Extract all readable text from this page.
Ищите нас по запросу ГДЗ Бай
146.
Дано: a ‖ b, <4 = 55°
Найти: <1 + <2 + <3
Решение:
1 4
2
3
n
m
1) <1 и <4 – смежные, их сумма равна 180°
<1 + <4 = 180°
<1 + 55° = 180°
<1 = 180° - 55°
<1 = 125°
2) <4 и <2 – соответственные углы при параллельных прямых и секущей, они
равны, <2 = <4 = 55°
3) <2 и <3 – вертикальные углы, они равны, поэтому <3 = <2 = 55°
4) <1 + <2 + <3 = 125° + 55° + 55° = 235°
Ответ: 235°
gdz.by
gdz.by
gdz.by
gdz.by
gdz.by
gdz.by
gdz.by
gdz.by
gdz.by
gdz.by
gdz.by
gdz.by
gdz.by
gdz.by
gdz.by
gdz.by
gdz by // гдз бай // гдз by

================

**Requirements:** Write the data from above out again, exactly.

**Result of the exercise:**
Extract all readable text from this page.
Ищите нас по запросу ГДЗ Бай
146.
Дано: a ‖ b, <4 = 55°
Найти: <1 + <2 + <3
Решение:
1 4
2
3
n
m
1) <1 и <4 – смежные, их сумма равна 180°
<1 + <4 = 180°
<1 + 55° = 180°
<1 = 180° - 55°
<1 = 125°
2) <4 и <2 – соответственные углы при параллельных прямых и секущей, они
равны, <2 = <4 = 55°
3) <2 и <3 – вертикальные углы, они равны, поэтому <3 = <2 = 55°
4) <1 + <2 + <3 = 125° + 55° + 55° = 235°
Ответ: 235°
gdz.by
gdz.by
gdz.by
gdz.by
gdz.by
gdz.by
gdz.by
gdz.by
gdz.by
gdz.by
gdz.by
gdz.by
gdz.by
gdz.by
gdz.by
gdz.by
gdz by // гдз бай // гдз by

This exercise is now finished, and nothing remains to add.